Which lines contain the string "this"? Please list every one of them.

start DATA PROVIDED

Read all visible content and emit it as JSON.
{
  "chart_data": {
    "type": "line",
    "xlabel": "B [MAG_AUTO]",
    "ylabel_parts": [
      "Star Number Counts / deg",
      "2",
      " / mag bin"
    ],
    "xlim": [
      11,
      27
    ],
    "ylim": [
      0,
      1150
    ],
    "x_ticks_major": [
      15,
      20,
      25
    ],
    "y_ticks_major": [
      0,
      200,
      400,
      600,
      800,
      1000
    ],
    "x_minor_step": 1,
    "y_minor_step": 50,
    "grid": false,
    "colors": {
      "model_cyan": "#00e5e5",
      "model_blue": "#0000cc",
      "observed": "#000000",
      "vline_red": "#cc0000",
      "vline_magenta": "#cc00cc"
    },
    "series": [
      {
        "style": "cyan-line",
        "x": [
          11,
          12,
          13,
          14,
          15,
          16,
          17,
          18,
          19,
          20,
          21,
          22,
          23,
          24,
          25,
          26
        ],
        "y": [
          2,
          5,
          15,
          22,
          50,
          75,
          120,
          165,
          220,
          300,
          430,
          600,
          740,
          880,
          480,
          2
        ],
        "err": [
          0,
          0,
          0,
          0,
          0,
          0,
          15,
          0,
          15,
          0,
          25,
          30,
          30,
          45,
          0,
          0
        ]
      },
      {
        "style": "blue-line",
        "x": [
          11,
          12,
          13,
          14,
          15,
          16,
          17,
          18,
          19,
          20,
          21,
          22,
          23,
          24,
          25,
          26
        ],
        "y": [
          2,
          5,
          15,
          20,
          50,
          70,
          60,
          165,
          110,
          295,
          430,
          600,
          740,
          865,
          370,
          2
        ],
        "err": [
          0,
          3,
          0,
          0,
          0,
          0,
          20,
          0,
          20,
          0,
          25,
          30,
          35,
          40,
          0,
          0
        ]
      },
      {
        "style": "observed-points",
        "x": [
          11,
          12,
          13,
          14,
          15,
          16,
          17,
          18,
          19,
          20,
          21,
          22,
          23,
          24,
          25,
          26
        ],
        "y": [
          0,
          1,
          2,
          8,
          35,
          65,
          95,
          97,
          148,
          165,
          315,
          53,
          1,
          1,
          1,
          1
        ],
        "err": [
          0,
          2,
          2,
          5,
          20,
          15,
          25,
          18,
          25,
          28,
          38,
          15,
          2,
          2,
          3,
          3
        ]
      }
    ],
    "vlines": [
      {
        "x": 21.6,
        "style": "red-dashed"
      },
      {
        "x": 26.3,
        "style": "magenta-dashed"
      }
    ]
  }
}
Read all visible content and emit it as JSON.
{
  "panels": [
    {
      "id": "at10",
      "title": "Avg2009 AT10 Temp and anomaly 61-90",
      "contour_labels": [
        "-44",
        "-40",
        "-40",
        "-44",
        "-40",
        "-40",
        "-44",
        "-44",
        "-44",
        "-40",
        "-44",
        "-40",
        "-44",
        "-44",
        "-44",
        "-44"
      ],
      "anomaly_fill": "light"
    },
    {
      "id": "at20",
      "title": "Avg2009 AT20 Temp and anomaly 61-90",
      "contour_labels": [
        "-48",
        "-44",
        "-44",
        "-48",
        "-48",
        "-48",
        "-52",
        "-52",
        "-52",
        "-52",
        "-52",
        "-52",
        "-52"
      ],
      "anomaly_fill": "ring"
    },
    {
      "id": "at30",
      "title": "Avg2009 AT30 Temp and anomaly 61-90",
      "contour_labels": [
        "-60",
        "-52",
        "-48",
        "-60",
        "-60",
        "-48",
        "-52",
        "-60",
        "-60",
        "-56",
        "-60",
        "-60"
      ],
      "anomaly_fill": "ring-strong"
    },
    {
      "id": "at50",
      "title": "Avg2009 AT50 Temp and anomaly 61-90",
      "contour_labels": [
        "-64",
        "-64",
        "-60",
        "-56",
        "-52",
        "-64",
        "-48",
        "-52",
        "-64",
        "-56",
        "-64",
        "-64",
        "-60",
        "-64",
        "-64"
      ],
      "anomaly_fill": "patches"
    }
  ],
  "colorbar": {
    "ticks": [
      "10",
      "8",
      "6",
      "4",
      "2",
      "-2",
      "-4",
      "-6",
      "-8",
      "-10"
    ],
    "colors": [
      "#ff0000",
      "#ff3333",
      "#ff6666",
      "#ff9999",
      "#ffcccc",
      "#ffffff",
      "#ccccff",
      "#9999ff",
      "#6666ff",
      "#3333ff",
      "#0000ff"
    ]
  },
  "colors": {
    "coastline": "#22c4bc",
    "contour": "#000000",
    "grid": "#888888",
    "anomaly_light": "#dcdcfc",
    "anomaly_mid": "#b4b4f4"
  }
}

end DATA PROVIDED
start DATA PROVIDED

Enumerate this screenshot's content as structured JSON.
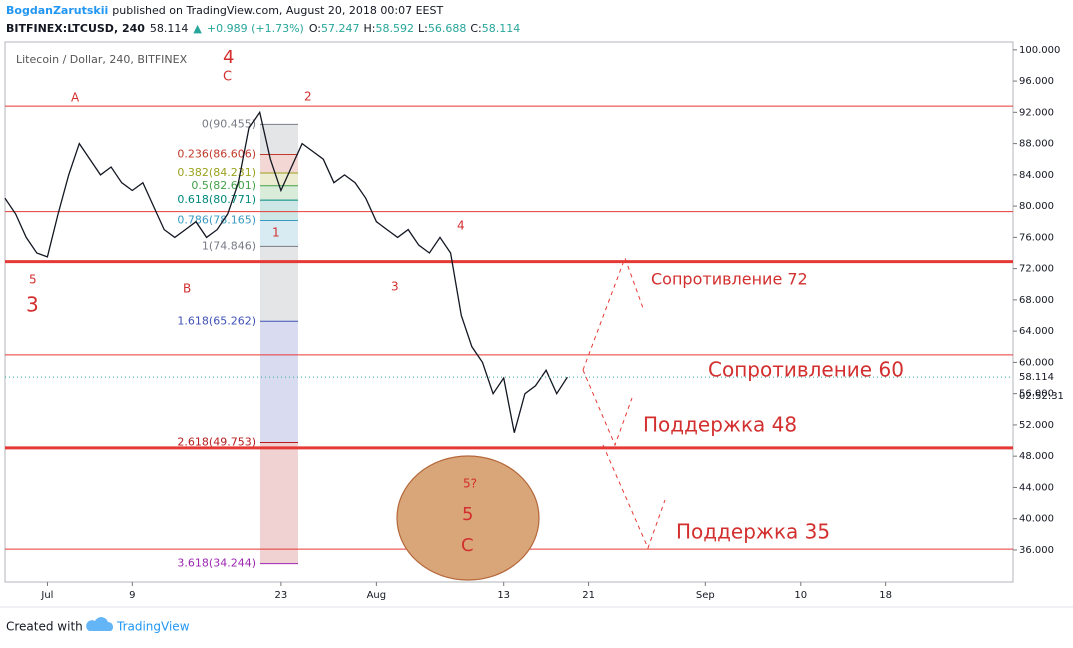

end DATA PROVIDED
start DATA PROVIDED

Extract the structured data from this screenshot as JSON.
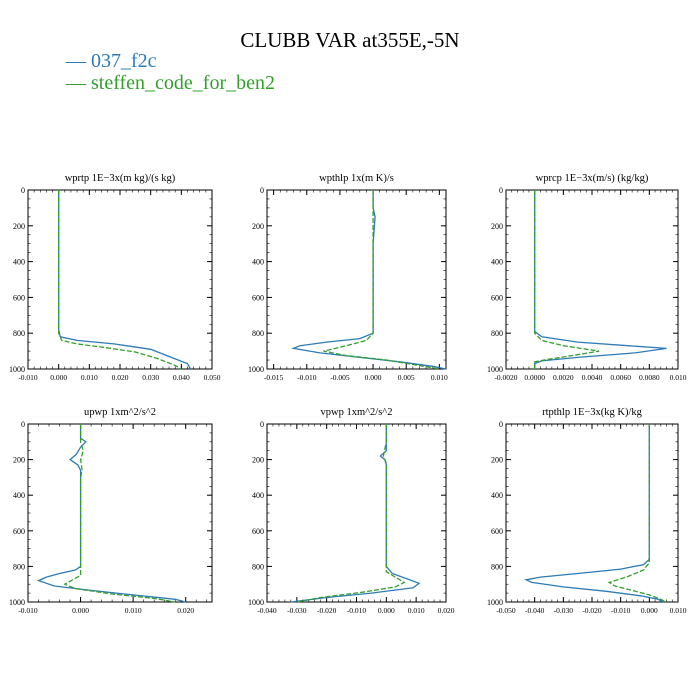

end DATA PROVIDED

● **ANSWER IN FULL**
Enumerate this screenshot's content as structured JSON.
Extract the structured data from this screenshot as JSON.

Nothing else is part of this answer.